>> BEGIN

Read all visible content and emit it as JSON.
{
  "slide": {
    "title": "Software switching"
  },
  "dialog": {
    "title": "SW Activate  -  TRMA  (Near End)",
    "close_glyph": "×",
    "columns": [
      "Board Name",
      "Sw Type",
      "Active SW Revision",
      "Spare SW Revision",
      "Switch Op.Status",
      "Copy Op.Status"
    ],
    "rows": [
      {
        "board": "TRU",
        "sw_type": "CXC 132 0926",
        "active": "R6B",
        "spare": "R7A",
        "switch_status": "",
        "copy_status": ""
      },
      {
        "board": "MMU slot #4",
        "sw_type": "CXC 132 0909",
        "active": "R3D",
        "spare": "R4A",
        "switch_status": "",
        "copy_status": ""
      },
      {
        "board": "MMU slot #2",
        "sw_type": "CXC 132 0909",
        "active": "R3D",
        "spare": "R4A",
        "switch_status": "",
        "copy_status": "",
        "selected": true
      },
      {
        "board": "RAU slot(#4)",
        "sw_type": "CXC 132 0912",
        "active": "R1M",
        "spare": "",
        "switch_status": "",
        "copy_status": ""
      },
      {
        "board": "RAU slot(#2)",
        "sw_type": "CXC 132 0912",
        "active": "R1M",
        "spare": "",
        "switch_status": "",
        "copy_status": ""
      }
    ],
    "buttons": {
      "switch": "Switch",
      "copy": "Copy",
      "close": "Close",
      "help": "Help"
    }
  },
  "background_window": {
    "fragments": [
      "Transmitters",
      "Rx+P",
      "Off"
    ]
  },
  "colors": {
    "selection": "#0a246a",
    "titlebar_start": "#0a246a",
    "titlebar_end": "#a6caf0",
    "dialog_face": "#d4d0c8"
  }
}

>> END

**Do this**
Write out the material exactly as given.

**Reply**
Read all visible content and emit it as JSON.
{
  "slide": {
    "title": "Software switching"
  },
  "dialog": {
    "title": "SW Activate  -  TRMA  (Near End)",
    "close_glyph": "×",
    "columns": [
      "Board Name",
      "Sw Type",
      "Active SW Revision",
      "Spare SW Revision",
      "Switch Op.Status",
      "Copy Op.Status"
    ],
    "rows": [
      {
        "board": "TRU",
        "sw_type": "CXC 132 0926",
        "active": "R6B",
        "spare": "R7A",
        "switch_status": "",
        "copy_status": ""
      },
      {
        "board": "MMU slot #4",
        "sw_type": "CXC 132 0909",
        "active": "R3D",
        "spare": "R4A",
        "switch_status": "",
        "copy_status": ""
      },
      {
        "board": "MMU slot #2",
        "sw_type": "CXC 132 0909",
        "active": "R3D",
        "spare": "R4A",
        "switch_status": "",
        "copy_status": "",
        "selected": true
      },
      {
        "board": "RAU slot(#4)",
        "sw_type": "CXC 132 0912",
        "active": "R1M",
        "spare": "",
        "switch_status": "",
        "copy_status": ""
      },
      {
        "board": "RAU slot(#2)",
        "sw_type": "CXC 132 0912",
        "active": "R1M",
        "spare": "",
        "switch_status": "",
        "copy_status": ""
      }
    ],
    "buttons": {
      "switch": "Switch",
      "copy": "Copy",
      "close": "Close",
      "help": "Help"
    }
  },
  "background_window": {
    "fragments": [
      "Transmitters",
      "Rx+P",
      "Off"
    ]
  },
  "colors": {
    "selection": "#0a246a",
    "titlebar_start": "#0a246a",
    "titlebar_end": "#a6caf0",
    "dialog_face": "#d4d0c8"
  }
}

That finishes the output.